Read the listing and extract each line that includes the word "open".

--- Start EXERCISE INPUTS ---

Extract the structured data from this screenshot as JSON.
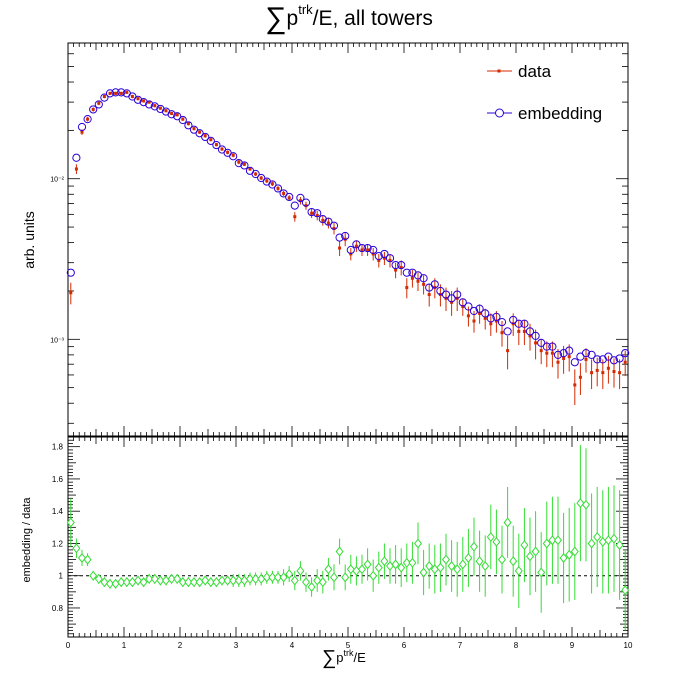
{
  "title": {
    "prefix": "∑",
    "main": "p",
    "superscript": "trk",
    "suffix": "/E, all towers"
  },
  "x_title": {
    "prefix": "∑",
    "main": "p",
    "superscript": "trk",
    "suffix": "/E"
  },
  "colors": {
    "data": "#d42a00",
    "embedding": "#2b00d8",
    "ratio": "#33dd33",
    "axes": "#000000"
  },
  "chart_data": [
    {
      "type": "scatter",
      "panel": "top",
      "xlabel": "",
      "ylabel": "arb. units",
      "yscale": "log",
      "xlim": [
        0,
        10
      ],
      "ylim": [
        0.00025,
        0.07
      ],
      "ytick_labels": [
        "10⁻²",
        "10⁻³"
      ],
      "ytick_values": [
        0.01,
        0.001
      ],
      "legend_position": "top-right",
      "series": [
        {
          "name": "data",
          "marker": "small-square",
          "x": [
            0.05,
            0.15,
            0.25,
            0.35,
            0.45,
            0.55,
            0.65,
            0.75,
            0.85,
            0.95,
            1.05,
            1.15,
            1.25,
            1.35,
            1.45,
            1.55,
            1.65,
            1.75,
            1.85,
            1.95,
            2.05,
            2.15,
            2.25,
            2.35,
            2.45,
            2.55,
            2.65,
            2.75,
            2.85,
            2.95,
            3.05,
            3.15,
            3.25,
            3.35,
            3.45,
            3.55,
            3.65,
            3.75,
            3.85,
            3.95,
            4.05,
            4.15,
            4.25,
            4.35,
            4.45,
            4.55,
            4.65,
            4.75,
            4.85,
            4.95,
            5.05,
            5.15,
            5.25,
            5.35,
            5.45,
            5.55,
            5.65,
            5.75,
            5.85,
            5.95,
            6.05,
            6.15,
            6.25,
            6.35,
            6.45,
            6.55,
            6.65,
            6.75,
            6.85,
            6.95,
            7.05,
            7.15,
            7.25,
            7.35,
            7.45,
            7.55,
            7.65,
            7.75,
            7.85,
            7.95,
            8.05,
            8.15,
            8.25,
            8.35,
            8.45,
            8.55,
            8.65,
            8.75,
            8.85,
            8.95,
            9.05,
            9.15,
            9.25,
            9.35,
            9.45,
            9.55,
            9.65,
            9.75,
            9.85,
            9.95
          ],
          "y": [
            0.00195,
            0.0115,
            0.0195,
            0.0235,
            0.027,
            0.0295,
            0.0325,
            0.034,
            0.034,
            0.034,
            0.0345,
            0.0325,
            0.0315,
            0.0305,
            0.03,
            0.0285,
            0.0275,
            0.0265,
            0.0255,
            0.025,
            0.0235,
            0.022,
            0.0205,
            0.0195,
            0.0185,
            0.0175,
            0.0163,
            0.0153,
            0.0146,
            0.014,
            0.0127,
            0.0123,
            0.0115,
            0.0107,
            0.0101,
            0.0097,
            0.0093,
            0.0087,
            0.0081,
            0.0076,
            0.0058,
            0.0073,
            0.0068,
            0.0061,
            0.0059,
            0.0055,
            0.0053,
            0.0049,
            0.0037,
            0.0042,
            0.0034,
            0.0038,
            0.0036,
            0.0036,
            0.0034,
            0.0031,
            0.0032,
            0.0031,
            0.0027,
            0.0028,
            0.0021,
            0.0024,
            0.0023,
            0.0022,
            0.0019,
            0.0021,
            0.0019,
            0.0018,
            0.0017,
            0.0018,
            0.0016,
            0.0014,
            0.0013,
            0.00145,
            0.00135,
            0.00125,
            0.0013,
            0.0011,
            0.00085,
            0.00125,
            0.00112,
            0.00112,
            0.00105,
            0.00095,
            0.00085,
            0.00082,
            0.00082,
            0.00072,
            0.00076,
            0.00078,
            0.00052,
            0.00058,
            0.00075,
            0.00062,
            0.00064,
            0.00062,
            0.00066,
            0.00063,
            0.00062,
            0.00072
          ],
          "error_low": [
            0.0003,
            0.0008,
            0.0008,
            0.0008,
            0.0008,
            0.0008,
            0.0008,
            0.0008,
            0.0008,
            0.0008,
            0.0008,
            0.0008,
            0.0007,
            0.0007,
            0.0007,
            0.0007,
            0.0006,
            0.0006,
            0.0006,
            0.0006,
            0.0006,
            0.0005,
            0.0005,
            0.0005,
            0.0005,
            0.0004,
            0.0004,
            0.0004,
            0.0004,
            0.0004,
            0.0004,
            0.0003,
            0.0003,
            0.0003,
            0.0003,
            0.0003,
            0.0003,
            0.0003,
            0.0003,
            0.0003,
            0.0004,
            0.0004,
            0.0004,
            0.0004,
            0.0004,
            0.0004,
            0.0004,
            0.0004,
            0.0004,
            0.0004,
            0.0003,
            0.0003,
            0.0003,
            0.0003,
            0.0003,
            0.0003,
            0.0003,
            0.0003,
            0.0003,
            0.0003,
            0.0003,
            0.0003,
            0.0003,
            0.0003,
            0.0003,
            0.0003,
            0.0003,
            0.0003,
            0.0003,
            0.0003,
            0.0002,
            0.0002,
            0.0002,
            0.0002,
            0.0002,
            0.0002,
            0.0002,
            0.0002,
            0.0002,
            0.0002,
            0.0002,
            0.0002,
            0.0002,
            0.0002,
            0.00015,
            0.00015,
            0.00015,
            0.00015,
            0.00015,
            0.00015,
            0.00013,
            0.00013,
            0.00013,
            0.00013,
            0.00013,
            0.00013,
            0.00013,
            0.00013,
            0.00013,
            0.00013
          ]
        },
        {
          "name": "embedding",
          "marker": "open-circle",
          "x": [
            0.05,
            0.15,
            0.25,
            0.35,
            0.45,
            0.55,
            0.65,
            0.75,
            0.85,
            0.95,
            1.05,
            1.15,
            1.25,
            1.35,
            1.45,
            1.55,
            1.65,
            1.75,
            1.85,
            1.95,
            2.05,
            2.15,
            2.25,
            2.35,
            2.45,
            2.55,
            2.65,
            2.75,
            2.85,
            2.95,
            3.05,
            3.15,
            3.25,
            3.35,
            3.45,
            3.55,
            3.65,
            3.75,
            3.85,
            3.95,
            4.05,
            4.15,
            4.25,
            4.35,
            4.45,
            4.55,
            4.65,
            4.75,
            4.85,
            4.95,
            5.05,
            5.15,
            5.25,
            5.35,
            5.45,
            5.55,
            5.65,
            5.75,
            5.85,
            5.95,
            6.05,
            6.15,
            6.25,
            6.35,
            6.45,
            6.55,
            6.65,
            6.75,
            6.85,
            6.95,
            7.05,
            7.15,
            7.25,
            7.35,
            7.45,
            7.55,
            7.65,
            7.75,
            7.85,
            7.95,
            8.05,
            8.15,
            8.25,
            8.35,
            8.45,
            8.55,
            8.65,
            8.75,
            8.85,
            8.95,
            9.05,
            9.15,
            9.25,
            9.35,
            9.45,
            9.55,
            9.65,
            9.75,
            9.85,
            9.95
          ],
          "y": [
            0.0026,
            0.0135,
            0.021,
            0.0235,
            0.027,
            0.029,
            0.032,
            0.034,
            0.0345,
            0.0345,
            0.034,
            0.0325,
            0.031,
            0.03,
            0.029,
            0.0282,
            0.0272,
            0.0262,
            0.0252,
            0.0245,
            0.0232,
            0.0215,
            0.0202,
            0.0192,
            0.0182,
            0.0172,
            0.0162,
            0.0152,
            0.0145,
            0.0138,
            0.0125,
            0.0121,
            0.0112,
            0.0107,
            0.0101,
            0.0096,
            0.0092,
            0.0087,
            0.0081,
            0.0077,
            0.0068,
            0.0076,
            0.0071,
            0.0062,
            0.0061,
            0.0056,
            0.0054,
            0.0051,
            0.0043,
            0.0044,
            0.0036,
            0.0039,
            0.0037,
            0.0037,
            0.0036,
            0.0033,
            0.0034,
            0.0032,
            0.0029,
            0.0029,
            0.0026,
            0.0026,
            0.0025,
            0.0024,
            0.0021,
            0.0022,
            0.002,
            0.0019,
            0.0018,
            0.0019,
            0.0017,
            0.0016,
            0.0015,
            0.00155,
            0.00145,
            0.00135,
            0.00138,
            0.00128,
            0.00112,
            0.00132,
            0.00125,
            0.00125,
            0.00112,
            0.00105,
            0.00095,
            0.0009,
            0.0009,
            0.0008,
            0.00082,
            0.00085,
            0.00072,
            0.00078,
            0.00082,
            0.0008,
            0.00075,
            0.00075,
            0.00078,
            0.00074,
            0.00076,
            0.00082
          ]
        }
      ]
    },
    {
      "type": "scatter",
      "panel": "bottom",
      "xlabel": "∑ptrk/E",
      "ylabel": "embedding / data",
      "xlim": [
        0,
        10
      ],
      "ylim": [
        0.62,
        1.86
      ],
      "xtick_labels": [
        "0",
        "1",
        "2",
        "3",
        "4",
        "5",
        "6",
        "7",
        "8",
        "9",
        "10"
      ],
      "ytick_labels": [
        "0.8",
        "1",
        "1.2",
        "1.4",
        "1.6",
        "1.8"
      ],
      "reference_line": 1,
      "series": [
        {
          "name": "",
          "marker": "open-diamond",
          "x": [
            0.05,
            0.15,
            0.25,
            0.35,
            0.45,
            0.55,
            0.65,
            0.75,
            0.85,
            0.95,
            1.05,
            1.15,
            1.25,
            1.35,
            1.45,
            1.55,
            1.65,
            1.75,
            1.85,
            1.95,
            2.05,
            2.15,
            2.25,
            2.35,
            2.45,
            2.55,
            2.65,
            2.75,
            2.85,
            2.95,
            3.05,
            3.15,
            3.25,
            3.35,
            3.45,
            3.55,
            3.65,
            3.75,
            3.85,
            3.95,
            4.05,
            4.15,
            4.25,
            4.35,
            4.45,
            4.55,
            4.65,
            4.75,
            4.85,
            4.95,
            5.05,
            5.15,
            5.25,
            5.35,
            5.45,
            5.55,
            5.65,
            5.75,
            5.85,
            5.95,
            6.05,
            6.15,
            6.25,
            6.35,
            6.45,
            6.55,
            6.65,
            6.75,
            6.85,
            6.95,
            7.05,
            7.15,
            7.25,
            7.35,
            7.45,
            7.55,
            7.65,
            7.75,
            7.85,
            7.95,
            8.05,
            8.15,
            8.25,
            8.35,
            8.45,
            8.55,
            8.65,
            8.75,
            8.85,
            8.95,
            9.05,
            9.15,
            9.25,
            9.35,
            9.45,
            9.55,
            9.65,
            9.75,
            9.85,
            9.95
          ],
          "y": [
            1.33,
            1.17,
            1.11,
            1.1,
            1.0,
            0.98,
            0.96,
            0.95,
            0.95,
            0.96,
            0.96,
            0.96,
            0.97,
            0.96,
            0.98,
            0.98,
            0.97,
            0.97,
            0.98,
            0.98,
            0.96,
            0.96,
            0.96,
            0.96,
            0.97,
            0.96,
            0.96,
            0.97,
            0.97,
            0.97,
            0.97,
            0.97,
            0.98,
            0.98,
            0.98,
            0.99,
            0.99,
            0.99,
            0.99,
            1.01,
            0.97,
            1.03,
            0.96,
            0.93,
            0.97,
            0.96,
            1.04,
            0.99,
            1.15,
            0.99,
            1.04,
            1.03,
            1.04,
            1.07,
            1.0,
            1.05,
            1.09,
            1.06,
            1.07,
            1.05,
            1.08,
            1.08,
            1.2,
            1.02,
            1.06,
            1.04,
            1.05,
            1.1,
            1.06,
            1.04,
            1.07,
            1.11,
            1.18,
            1.09,
            1.06,
            1.24,
            1.21,
            1.1,
            1.33,
            1.09,
            1.03,
            1.19,
            1.12,
            1.15,
            1.02,
            1.2,
            1.22,
            1.22,
            1.11,
            1.13,
            1.15,
            1.45,
            1.44,
            1.2,
            1.24,
            1.21,
            1.22,
            1.23,
            1.19,
            0.91
          ],
          "error": [
            0.15,
            0.06,
            0.05,
            0.04,
            0.03,
            0.03,
            0.03,
            0.03,
            0.03,
            0.03,
            0.03,
            0.03,
            0.03,
            0.03,
            0.03,
            0.03,
            0.03,
            0.03,
            0.03,
            0.03,
            0.03,
            0.03,
            0.03,
            0.03,
            0.03,
            0.03,
            0.03,
            0.03,
            0.03,
            0.04,
            0.04,
            0.04,
            0.04,
            0.04,
            0.04,
            0.04,
            0.04,
            0.04,
            0.05,
            0.05,
            0.06,
            0.06,
            0.06,
            0.06,
            0.07,
            0.07,
            0.07,
            0.08,
            0.08,
            0.08,
            0.09,
            0.09,
            0.09,
            0.1,
            0.1,
            0.1,
            0.11,
            0.11,
            0.12,
            0.12,
            0.12,
            0.13,
            0.13,
            0.14,
            0.14,
            0.15,
            0.15,
            0.16,
            0.16,
            0.17,
            0.17,
            0.18,
            0.18,
            0.19,
            0.19,
            0.2,
            0.2,
            0.21,
            0.22,
            0.22,
            0.23,
            0.23,
            0.24,
            0.25,
            0.25,
            0.26,
            0.27,
            0.27,
            0.28,
            0.29,
            0.3,
            0.36,
            0.35,
            0.31,
            0.31,
            0.32,
            0.33,
            0.33,
            0.34,
            0.25
          ]
        }
      ]
    }
  ]
}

--- End EXERCISE INPUTS ---

> _FINISHED EXERCISE_
          "marker": "open-circle",
          "marker": "open-diamond",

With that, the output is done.